◆ WHAT IS BEING ASKED ◆
Restate the complete material exactly.

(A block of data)
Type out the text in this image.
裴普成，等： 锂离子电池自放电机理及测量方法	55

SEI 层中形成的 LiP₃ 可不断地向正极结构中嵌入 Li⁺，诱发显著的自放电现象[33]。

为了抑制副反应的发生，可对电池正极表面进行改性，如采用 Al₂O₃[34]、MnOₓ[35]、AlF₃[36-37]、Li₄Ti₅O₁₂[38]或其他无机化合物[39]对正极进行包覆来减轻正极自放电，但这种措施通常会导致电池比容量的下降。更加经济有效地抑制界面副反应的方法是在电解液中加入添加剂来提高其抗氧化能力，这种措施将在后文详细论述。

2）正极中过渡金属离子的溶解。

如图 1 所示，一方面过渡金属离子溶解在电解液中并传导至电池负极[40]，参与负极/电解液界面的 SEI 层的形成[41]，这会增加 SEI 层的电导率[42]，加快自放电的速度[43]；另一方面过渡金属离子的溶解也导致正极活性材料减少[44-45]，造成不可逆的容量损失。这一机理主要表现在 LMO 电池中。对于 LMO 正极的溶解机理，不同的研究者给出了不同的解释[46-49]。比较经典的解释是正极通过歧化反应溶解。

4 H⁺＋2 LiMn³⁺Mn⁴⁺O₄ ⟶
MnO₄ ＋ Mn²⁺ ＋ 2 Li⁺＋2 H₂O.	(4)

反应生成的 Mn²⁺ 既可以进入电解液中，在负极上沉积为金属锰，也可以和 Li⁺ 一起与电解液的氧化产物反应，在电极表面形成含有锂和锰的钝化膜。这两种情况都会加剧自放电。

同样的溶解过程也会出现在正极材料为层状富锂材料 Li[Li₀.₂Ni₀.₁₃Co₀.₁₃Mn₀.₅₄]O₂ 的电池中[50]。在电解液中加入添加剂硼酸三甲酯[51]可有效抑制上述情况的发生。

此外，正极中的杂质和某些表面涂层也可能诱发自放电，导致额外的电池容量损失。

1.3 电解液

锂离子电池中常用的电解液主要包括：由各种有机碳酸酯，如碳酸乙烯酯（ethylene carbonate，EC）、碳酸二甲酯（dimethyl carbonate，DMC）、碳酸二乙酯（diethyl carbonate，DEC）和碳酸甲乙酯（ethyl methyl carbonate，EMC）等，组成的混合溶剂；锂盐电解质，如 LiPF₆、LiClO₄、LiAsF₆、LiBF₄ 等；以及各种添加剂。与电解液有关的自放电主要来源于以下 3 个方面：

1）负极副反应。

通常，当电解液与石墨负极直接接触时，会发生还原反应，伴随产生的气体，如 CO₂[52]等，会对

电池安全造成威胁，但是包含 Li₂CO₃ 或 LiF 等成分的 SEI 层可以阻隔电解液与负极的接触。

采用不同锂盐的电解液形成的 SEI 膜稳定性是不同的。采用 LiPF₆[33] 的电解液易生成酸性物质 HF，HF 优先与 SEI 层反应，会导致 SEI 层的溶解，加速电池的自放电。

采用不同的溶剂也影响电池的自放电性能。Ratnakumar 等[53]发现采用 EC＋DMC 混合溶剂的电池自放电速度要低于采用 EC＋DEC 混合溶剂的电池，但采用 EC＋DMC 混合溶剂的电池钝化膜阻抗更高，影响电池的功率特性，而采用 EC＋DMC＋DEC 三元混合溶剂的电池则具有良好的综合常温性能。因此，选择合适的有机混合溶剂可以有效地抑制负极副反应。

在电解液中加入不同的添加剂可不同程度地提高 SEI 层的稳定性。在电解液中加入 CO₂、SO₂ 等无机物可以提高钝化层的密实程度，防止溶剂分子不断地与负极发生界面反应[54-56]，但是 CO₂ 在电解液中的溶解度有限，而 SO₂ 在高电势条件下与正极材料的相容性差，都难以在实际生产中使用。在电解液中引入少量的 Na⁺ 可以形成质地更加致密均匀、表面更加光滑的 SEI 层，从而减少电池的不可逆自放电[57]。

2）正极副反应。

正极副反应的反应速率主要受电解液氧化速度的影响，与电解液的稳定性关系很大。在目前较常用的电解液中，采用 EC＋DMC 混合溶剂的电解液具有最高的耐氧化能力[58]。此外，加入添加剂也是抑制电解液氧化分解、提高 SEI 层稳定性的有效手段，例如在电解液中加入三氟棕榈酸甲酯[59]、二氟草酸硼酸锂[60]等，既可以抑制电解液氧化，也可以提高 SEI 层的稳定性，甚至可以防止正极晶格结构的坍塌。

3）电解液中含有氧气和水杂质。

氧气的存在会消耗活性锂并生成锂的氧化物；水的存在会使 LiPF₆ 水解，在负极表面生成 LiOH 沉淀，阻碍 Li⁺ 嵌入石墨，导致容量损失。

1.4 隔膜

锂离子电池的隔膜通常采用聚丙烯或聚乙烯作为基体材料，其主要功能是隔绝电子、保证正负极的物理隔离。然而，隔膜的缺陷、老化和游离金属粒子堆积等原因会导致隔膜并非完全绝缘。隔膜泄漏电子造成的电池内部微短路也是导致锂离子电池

◆ FINAL RESULT ◆
Type out the text in this image.
裴普成，等： 锂离子电池自放电机理及测量方法	55

SEI 层中形成的 LiP₃ 可不断地向正极结构中嵌入 Li⁺，诱发显著的自放电现象[33]。

为了抑制副反应的发生，可对电池正极表面进行改性，如采用 Al₂O₃[34]、MnOₓ[35]、AlF₃[36-37]、Li₄Ti₅O₁₂[38]或其他无机化合物[39]对正极进行包覆来减轻正极自放电，但这种措施通常会导致电池比容量的下降。更加经济有效地抑制界面副反应的方法是在电解液中加入添加剂来提高其抗氧化能力，这种措施将在后文详细论述。

2）正极中过渡金属离子的溶解。

如图 1 所示，一方面过渡金属离子溶解在电解液中并传导至电池负极[40]，参与负极/电解液界面的 SEI 层的形成[41]，这会增加 SEI 层的电导率[42]，加快自放电的速度[43]；另一方面过渡金属离子的溶解也导致正极活性材料减少[44-45]，造成不可逆的容量损失。这一机理主要表现在 LMO 电池中。对于 LMO 正极的溶解机理，不同的研究者给出了不同的解释[46-49]。比较经典的解释是正极通过歧化反应溶解。

4 H⁺＋2 LiMn³⁺Mn⁴⁺O₄ ⟶
MnO₄ ＋ Mn²⁺ ＋ 2 Li⁺＋2 H₂O.	(4)

反应生成的 Mn²⁺ 既可以进入电解液中，在负极上沉积为金属锰，也可以和 Li⁺ 一起与电解液的氧化产物反应，在电极表面形成含有锂和锰的钝化膜。这两种情况都会加剧自放电。

同样的溶解过程也会出现在正极材料为层状富锂材料 Li[Li₀.₂Ni₀.₁₃Co₀.₁₃Mn₀.₅₄]O₂ 的电池中[50]。在电解液中加入添加剂硼酸三甲酯[51]可有效抑制上述情况的发生。

此外，正极中的杂质和某些表面涂层也可能诱发自放电，导致额外的电池容量损失。

1.3 电解液

锂离子电池中常用的电解液主要包括：由各种有机碳酸酯，如碳酸乙烯酯（ethylene carbonate，EC）、碳酸二甲酯（dimethyl carbonate，DMC）、碳酸二乙酯（diethyl carbonate，DEC）和碳酸甲乙酯（ethyl methyl carbonate，EMC）等，组成的混合溶剂；锂盐电解质，如 LiPF₆、LiClO₄、LiAsF₆、LiBF₄ 等；以及各种添加剂。与电解液有关的自放电主要来源于以下 3 个方面：

1）负极副反应。

通常，当电解液与石墨负极直接接触时，会发生还原反应，伴随产生的气体，如 CO₂[52]等，会对

电池安全造成威胁，但是包含 Li₂CO₃ 或 LiF 等成分的 SEI 层可以阻隔电解液与负极的接触。

采用不同锂盐的电解液形成的 SEI 膜稳定性是不同的。采用 LiPF₆[33] 的电解液易生成酸性物质 HF，HF 优先与 SEI 层反应，会导致 SEI 层的溶解，加速电池的自放电。

采用不同的溶剂也影响电池的自放电性能。Ratnakumar 等[53]发现采用 EC＋DMC 混合溶剂的电池自放电速度要低于采用 EC＋DEC 混合溶剂的电池，但采用 EC＋DMC 混合溶剂的电池钝化膜阻抗更高，影响电池的功率特性，而采用 EC＋DMC＋DEC 三元混合溶剂的电池则具有良好的综合常温性能。因此，选择合适的有机混合溶剂可以有效地抑制负极副反应。

在电解液中加入不同的添加剂可不同程度地提高 SEI 层的稳定性。在电解液中加入 CO₂、SO₂ 等无机物可以提高钝化层的密实程度，防止溶剂分子不断地与负极发生界面反应[54-56]，但是 CO₂ 在电解液中的溶解度有限，而 SO₂ 在高电势条件下与正极材料的相容性差，都难以在实际生产中使用。在电解液中引入少量的 Na⁺ 可以形成质地更加致密均匀、表面更加光滑的 SEI 层，从而减少电池的不可逆自放电[57]。

2）正极副反应。

正极副反应的反应速率主要受电解液氧化速度的影响，与电解液的稳定性关系很大。在目前较常用的电解液中，采用 EC＋DMC 混合溶剂的电解液具有最高的耐氧化能力[58]。此外，加入添加剂也是抑制电解液氧化分解、提高 SEI 层稳定性的有效手段，例如在电解液中加入三氟棕榈酸甲酯[59]、二氟草酸硼酸锂[60]等，既可以抑制电解液氧化，也可以提高 SEI 层的稳定性，甚至可以防止正极晶格结构的坍塌。

3）电解液中含有氧气和水杂质。

氧气的存在会消耗活性锂并生成锂的氧化物；水的存在会使 LiPF₆ 水解，在负极表面生成 LiOH 沉淀，阻碍 Li⁺ 嵌入石墨，导致容量损失。

1.4 隔膜

锂离子电池的隔膜通常采用聚丙烯或聚乙烯作为基体材料，其主要功能是隔绝电子、保证正负极的物理隔离。然而，隔膜的缺陷、老化和游离金属粒子堆积等原因会导致隔膜并非完全绝缘。隔膜泄漏电子造成的电池内部微短路也是导致锂离子电池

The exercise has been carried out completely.